— START OF Given records —
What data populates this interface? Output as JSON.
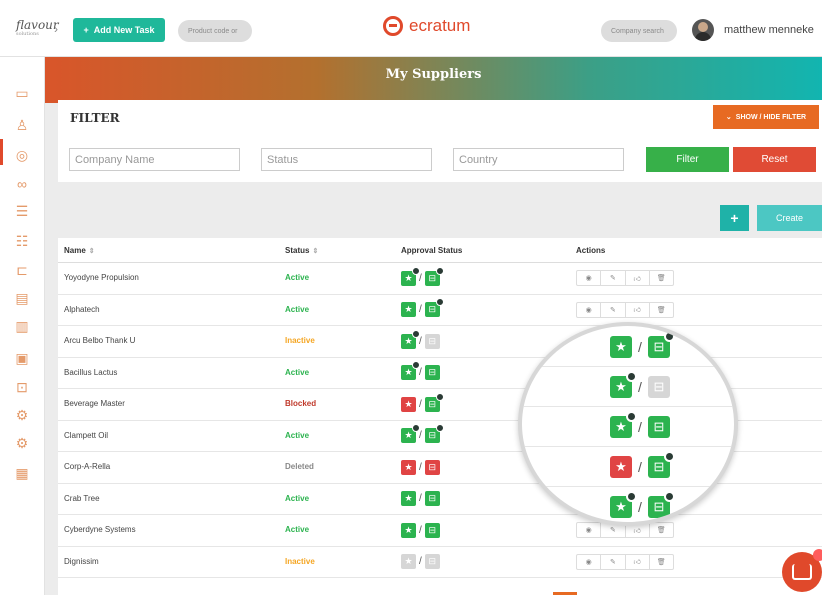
{
  "topbar": {
    "brand": "flavour",
    "brand_sub": "solutions",
    "add_task_label": "Add New Task",
    "product_code_placeholder": "Product code or",
    "logo_text": "ecratum",
    "company_search_placeholder": "Company search",
    "user_name": "matthew menneke"
  },
  "page_title": "My Suppliers",
  "filter": {
    "title": "FILTER",
    "toggle_label": "SHOW / HIDE FILTER",
    "company_placeholder": "Company Name",
    "status_placeholder": "Status",
    "country_placeholder": "Country",
    "filter_label": "Filter",
    "reset_label": "Reset"
  },
  "toolbar": {
    "add_icon": "plus-icon",
    "create_label": "Create"
  },
  "table": {
    "columns": [
      "Name",
      "Status",
      "Approval Status",
      "Actions"
    ],
    "rows": [
      {
        "name": "Yoyodyne Propulsion",
        "status": "Active",
        "star": "green",
        "cart": "green",
        "star_badge": true,
        "cart_badge": true,
        "actions": true
      },
      {
        "name": "Alphatech",
        "status": "Active",
        "star": "green",
        "cart": "green",
        "star_badge": false,
        "cart_badge": true,
        "actions": true
      },
      {
        "name": "Arcu Belbo Thank U",
        "status": "Inactive",
        "star": "green",
        "cart": "grey",
        "star_badge": true,
        "cart_badge": false,
        "actions": false
      },
      {
        "name": "Bacillus Lactus",
        "status": "Active",
        "star": "green",
        "cart": "green",
        "star_badge": true,
        "cart_badge": false,
        "actions": false
      },
      {
        "name": "Beverage Master",
        "status": "Blocked",
        "star": "red",
        "cart": "green",
        "star_badge": false,
        "cart_badge": true,
        "actions": false
      },
      {
        "name": "Clampett Oil",
        "status": "Active",
        "star": "green",
        "cart": "green",
        "star_badge": true,
        "cart_badge": true,
        "actions": false
      },
      {
        "name": "Corp-A-Rella",
        "status": "Deleted",
        "star": "red",
        "cart": "red",
        "star_badge": false,
        "cart_badge": false,
        "actions": false
      },
      {
        "name": "Crab Tree",
        "status": "Active",
        "star": "green",
        "cart": "green",
        "star_badge": false,
        "cart_badge": false,
        "actions": false
      },
      {
        "name": "Cyberdyne Systems",
        "status": "Active",
        "star": "green",
        "cart": "green",
        "star_badge": false,
        "cart_badge": false,
        "actions": true
      },
      {
        "name": "Dignissim",
        "status": "Inactive",
        "star": "grey",
        "cart": "grey",
        "star_badge": false,
        "cart_badge": false,
        "actions": true
      }
    ]
  },
  "magnifier": {
    "rows": [
      {
        "star": "green",
        "cart": "green",
        "star_badge": false,
        "cart_badge": true
      },
      {
        "star": "green",
        "cart": "grey",
        "star_badge": true,
        "cart_badge": false
      },
      {
        "star": "green",
        "cart": "green",
        "star_badge": true,
        "cart_badge": false
      },
      {
        "star": "red",
        "cart": "green",
        "star_badge": false,
        "cart_badge": true
      },
      {
        "star": "green",
        "cart": "green",
        "star_badge": true,
        "cart_badge": true
      }
    ]
  },
  "status_colors": {
    "Active": "#2cb34f",
    "Inactive": "#f5a623",
    "Blocked": "#c0392b",
    "Deleted": "#888888"
  },
  "chat": {
    "icon": "chat-icon"
  }
}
— END OF Given records —
Leave out the pictures and return every record word for word.

What data populates this interface? Output as JSON.
{
  "topbar": {
    "brand": "flavour",
    "brand_sub": "solutions",
    "add_task_label": "Add New Task",
    "product_code_placeholder": "Product code or",
    "logo_text": "ecratum",
    "company_search_placeholder": "Company search",
    "user_name": "matthew menneke"
  },
  "page_title": "My Suppliers",
  "filter": {
    "title": "FILTER",
    "toggle_label": "SHOW / HIDE FILTER",
    "company_placeholder": "Company Name",
    "status_placeholder": "Status",
    "country_placeholder": "Country",
    "filter_label": "Filter",
    "reset_label": "Reset"
  },
  "toolbar": {
    "add_icon": "plus-icon",
    "create_label": "Create"
  },
  "table": {
    "columns": [
      "Name",
      "Status",
      "Approval Status",
      "Actions"
    ],
    "rows": [
      {
        "name": "Yoyodyne Propulsion",
        "status": "Active",
        "star": "green",
        "cart": "green",
        "star_badge": true,
        "cart_badge": true,
        "actions": true
      },
      {
        "name": "Alphatech",
        "status": "Active",
        "star": "green",
        "cart": "green",
        "star_badge": false,
        "cart_badge": true,
        "actions": true
      },
      {
        "name": "Arcu Belbo Thank U",
        "status": "Inactive",
        "star": "green",
        "cart": "grey",
        "star_badge": true,
        "cart_badge": false,
        "actions": false
      },
      {
        "name": "Bacillus Lactus",
        "status": "Active",
        "star": "green",
        "cart": "green",
        "star_badge": true,
        "cart_badge": false,
        "actions": false
      },
      {
        "name": "Beverage Master",
        "status": "Blocked",
        "star": "red",
        "cart": "green",
        "star_badge": false,
        "cart_badge": true,
        "actions": false
      },
      {
        "name": "Clampett Oil",
        "status": "Active",
        "star": "green",
        "cart": "green",
        "star_badge": true,
        "cart_badge": true,
        "actions": false
      },
      {
        "name": "Corp-A-Rella",
        "status": "Deleted",
        "star": "red",
        "cart": "red",
        "star_badge": false,
        "cart_badge": false,
        "actions": false
      },
      {
        "name": "Crab Tree",
        "status": "Active",
        "star": "green",
        "cart": "green",
        "star_badge": false,
        "cart_badge": false,
        "actions": false
      },
      {
        "name": "Cyberdyne Systems",
        "status": "Active",
        "star": "green",
        "cart": "green",
        "star_badge": false,
        "cart_badge": false,
        "actions": true
      },
      {
        "name": "Dignissim",
        "status": "Inactive",
        "star": "grey",
        "cart": "grey",
        "star_badge": false,
        "cart_badge": false,
        "actions": true
      }
    ]
  },
  "magnifier": {
    "rows": [
      {
        "star": "green",
        "cart": "green",
        "star_badge": false,
        "cart_badge": true
      },
      {
        "star": "green",
        "cart": "grey",
        "star_badge": true,
        "cart_badge": false
      },
      {
        "star": "green",
        "cart": "green",
        "star_badge": true,
        "cart_badge": false
      },
      {
        "star": "red",
        "cart": "green",
        "star_badge": false,
        "cart_badge": true
      },
      {
        "star": "green",
        "cart": "green",
        "star_badge": true,
        "cart_badge": true
      }
    ]
  },
  "status_colors": {
    "Active": "#2cb34f",
    "Inactive": "#f5a623",
    "Blocked": "#c0392b",
    "Deleted": "#888888"
  },
  "chat": {
    "icon": "chat-icon"
  }
}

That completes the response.